→ Tasks for this exercise
1. According to the article on OBOR and digitalization, where was the "B&R" Digital Economy Strategic Alliance launched?
2. Name every company that the article on OBOR and digitalization says formed the "B&R" Digital Economy Strategic Alliance.

→ Selected passage

###

OBOR meets digitalization and the Arctic

OBOR meets digitalization and the Arctic

Western observer perceive the Belt and Road Initiative mainly as an infrustructure initiative, missing the point that it is also a connectivity initiative—OBOR meets digitalization. Li Qiaoyi from the Global Times explains this in the following words:

„While some people still regard the Belt and Road (B&R) initiative mainly as a drive by China to export its rail, road and port construction capabilities, there are signs that the sprawling initiative will increasingly turn into a giant platform not only for China but also for other technologically sophisticated economies to jointly build digital prosperity along the route. This could be of growing importance for the B&R to be recognized as a global connectivity initiative that is viable as well as hotly sought-after. In a recent example, the „B&R“ Digital Economy Strategic Alliance was launched last week in Jinan, East China’s Shandong Province. The alliance, formed by Chinese server giant Inspur in partnership with four global IT heavyweights – US tech majors  Cisco and IBM, US financial services software provider Diebold Nixdorf and Sweden-based telecoms giant Ericsson – aims to provide various technology solutions such as data centers and cloud services to economies along the B&R route.“

While Western countries and IT companies still make up their mind how to achieve connectivity for underdeveloped regions as Central Asia, the Greater Middle East and Africa, while Mark Zuckerberg individually thinks about an initiative to start weather ballons to give Africa internet access, China tries to push the digitalization of the OBOR belt in a planned and systematic manner. As China tries to transform its economy in a hightech nation, it can become a main supplier and important source for knowledge transfer and will seek export markets for its new IT products. Nevertheless, digital connectivity has been given less attention than the more traditional part of the B&R, even though the digital component of the initiative has become perhaps more impressive. For example, the City of Pearl, a futuristic smart metropolis to be built in Manila in the Philippines, has been billed as one of China’s biggest B&R investments yet. It will feature innovations such as driverless vehicles and intelligent buildings.Therefore China will help the underdeveloped regions not just to build 20th century oldstyle cities, but the modern, innovative digitalized smart cities of the 21st century , raising productivity and leapfrog traditional and agricultural societies and nations into the technological standards oft he new millenium.

###

[Extracted data entries]
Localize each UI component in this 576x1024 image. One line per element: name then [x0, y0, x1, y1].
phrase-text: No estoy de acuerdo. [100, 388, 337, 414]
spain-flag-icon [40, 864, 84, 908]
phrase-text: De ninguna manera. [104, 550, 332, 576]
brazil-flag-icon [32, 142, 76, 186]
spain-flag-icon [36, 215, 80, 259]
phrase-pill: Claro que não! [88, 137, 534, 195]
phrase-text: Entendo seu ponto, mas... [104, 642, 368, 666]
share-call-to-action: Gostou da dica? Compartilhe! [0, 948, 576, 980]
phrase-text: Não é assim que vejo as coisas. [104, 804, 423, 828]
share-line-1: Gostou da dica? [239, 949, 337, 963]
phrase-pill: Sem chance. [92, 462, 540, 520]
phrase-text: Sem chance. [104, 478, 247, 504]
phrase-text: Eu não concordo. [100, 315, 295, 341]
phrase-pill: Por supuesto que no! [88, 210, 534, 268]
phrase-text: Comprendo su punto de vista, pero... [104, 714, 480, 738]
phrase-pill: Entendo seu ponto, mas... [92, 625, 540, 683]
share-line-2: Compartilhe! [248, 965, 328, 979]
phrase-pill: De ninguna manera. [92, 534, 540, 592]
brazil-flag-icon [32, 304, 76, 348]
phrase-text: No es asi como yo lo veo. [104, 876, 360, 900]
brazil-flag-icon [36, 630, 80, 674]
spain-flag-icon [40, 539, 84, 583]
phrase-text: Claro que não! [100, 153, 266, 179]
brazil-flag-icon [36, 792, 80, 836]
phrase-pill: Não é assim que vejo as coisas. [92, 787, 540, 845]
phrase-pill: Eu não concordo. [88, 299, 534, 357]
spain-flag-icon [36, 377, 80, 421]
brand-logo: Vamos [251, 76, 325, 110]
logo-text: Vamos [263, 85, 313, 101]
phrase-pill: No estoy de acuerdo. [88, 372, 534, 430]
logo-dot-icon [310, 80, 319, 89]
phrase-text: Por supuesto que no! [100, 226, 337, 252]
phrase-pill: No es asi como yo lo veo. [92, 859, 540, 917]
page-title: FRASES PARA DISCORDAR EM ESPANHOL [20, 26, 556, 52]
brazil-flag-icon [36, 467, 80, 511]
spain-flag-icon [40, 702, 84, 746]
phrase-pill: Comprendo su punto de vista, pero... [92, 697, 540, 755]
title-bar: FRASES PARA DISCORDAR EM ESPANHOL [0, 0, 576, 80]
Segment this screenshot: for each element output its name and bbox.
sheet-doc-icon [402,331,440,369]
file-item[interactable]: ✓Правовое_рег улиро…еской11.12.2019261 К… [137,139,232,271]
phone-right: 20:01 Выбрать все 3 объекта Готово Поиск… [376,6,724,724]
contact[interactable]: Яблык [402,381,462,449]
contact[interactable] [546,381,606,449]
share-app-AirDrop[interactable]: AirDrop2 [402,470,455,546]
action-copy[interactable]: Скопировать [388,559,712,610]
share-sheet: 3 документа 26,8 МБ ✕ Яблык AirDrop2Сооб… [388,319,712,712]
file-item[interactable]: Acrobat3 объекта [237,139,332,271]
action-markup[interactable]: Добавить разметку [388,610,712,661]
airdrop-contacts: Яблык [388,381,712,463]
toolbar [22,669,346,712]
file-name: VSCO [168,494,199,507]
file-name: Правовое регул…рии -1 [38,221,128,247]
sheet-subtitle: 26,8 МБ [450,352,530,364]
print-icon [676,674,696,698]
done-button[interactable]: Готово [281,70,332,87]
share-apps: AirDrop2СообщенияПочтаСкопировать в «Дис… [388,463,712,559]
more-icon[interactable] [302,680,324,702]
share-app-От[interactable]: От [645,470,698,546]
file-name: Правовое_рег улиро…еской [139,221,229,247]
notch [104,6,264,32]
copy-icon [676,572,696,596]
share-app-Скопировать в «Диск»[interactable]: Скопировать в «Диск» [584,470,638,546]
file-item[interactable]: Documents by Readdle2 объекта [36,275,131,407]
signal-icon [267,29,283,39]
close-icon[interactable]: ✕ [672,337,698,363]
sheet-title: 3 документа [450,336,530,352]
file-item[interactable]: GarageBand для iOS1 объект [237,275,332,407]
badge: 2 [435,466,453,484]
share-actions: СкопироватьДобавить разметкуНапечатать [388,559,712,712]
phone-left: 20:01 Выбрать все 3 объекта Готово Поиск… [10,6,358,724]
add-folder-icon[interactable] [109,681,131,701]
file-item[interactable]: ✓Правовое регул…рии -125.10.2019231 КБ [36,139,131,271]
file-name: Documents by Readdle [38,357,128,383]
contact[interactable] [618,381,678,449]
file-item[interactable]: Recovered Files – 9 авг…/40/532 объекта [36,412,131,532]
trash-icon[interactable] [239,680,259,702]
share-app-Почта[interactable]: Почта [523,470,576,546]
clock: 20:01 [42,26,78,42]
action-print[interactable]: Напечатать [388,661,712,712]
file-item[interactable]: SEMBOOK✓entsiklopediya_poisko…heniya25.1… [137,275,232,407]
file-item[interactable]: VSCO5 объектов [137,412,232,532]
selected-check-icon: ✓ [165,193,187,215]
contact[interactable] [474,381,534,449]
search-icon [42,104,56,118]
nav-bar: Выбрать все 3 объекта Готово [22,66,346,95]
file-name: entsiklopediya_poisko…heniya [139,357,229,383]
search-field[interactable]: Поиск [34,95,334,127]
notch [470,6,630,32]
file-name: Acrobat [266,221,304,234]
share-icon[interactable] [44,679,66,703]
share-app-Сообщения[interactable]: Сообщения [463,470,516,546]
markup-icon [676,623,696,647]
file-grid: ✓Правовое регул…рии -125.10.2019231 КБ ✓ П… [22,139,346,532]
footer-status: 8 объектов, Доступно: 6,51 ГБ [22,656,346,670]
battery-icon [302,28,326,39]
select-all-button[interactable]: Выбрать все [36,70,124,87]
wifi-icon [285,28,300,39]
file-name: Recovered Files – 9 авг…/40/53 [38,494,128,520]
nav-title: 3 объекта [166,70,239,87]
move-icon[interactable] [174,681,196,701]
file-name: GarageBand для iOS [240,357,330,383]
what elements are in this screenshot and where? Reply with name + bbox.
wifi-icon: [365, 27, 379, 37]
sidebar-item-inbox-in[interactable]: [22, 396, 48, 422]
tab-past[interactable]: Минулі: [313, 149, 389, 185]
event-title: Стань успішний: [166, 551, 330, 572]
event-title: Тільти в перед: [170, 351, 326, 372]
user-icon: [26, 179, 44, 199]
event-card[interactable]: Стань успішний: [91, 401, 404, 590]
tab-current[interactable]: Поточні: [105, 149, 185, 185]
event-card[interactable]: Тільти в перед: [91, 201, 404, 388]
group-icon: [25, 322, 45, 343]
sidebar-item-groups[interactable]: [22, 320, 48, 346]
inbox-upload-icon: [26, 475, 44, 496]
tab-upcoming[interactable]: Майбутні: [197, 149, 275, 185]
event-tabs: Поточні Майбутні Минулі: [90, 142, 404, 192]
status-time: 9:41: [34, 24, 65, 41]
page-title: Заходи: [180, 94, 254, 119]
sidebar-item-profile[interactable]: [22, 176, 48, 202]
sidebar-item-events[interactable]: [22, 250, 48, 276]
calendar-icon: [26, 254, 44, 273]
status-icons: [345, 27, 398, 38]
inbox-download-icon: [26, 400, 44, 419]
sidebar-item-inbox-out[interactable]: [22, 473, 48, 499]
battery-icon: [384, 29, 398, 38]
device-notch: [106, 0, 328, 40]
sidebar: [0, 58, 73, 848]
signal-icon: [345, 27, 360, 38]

###

→ Expected outputs
1. In Jinan, in East China's Shandong Province.

2. Inspur, Cisco, IBM, Diebold Nixdorf and Ericsson.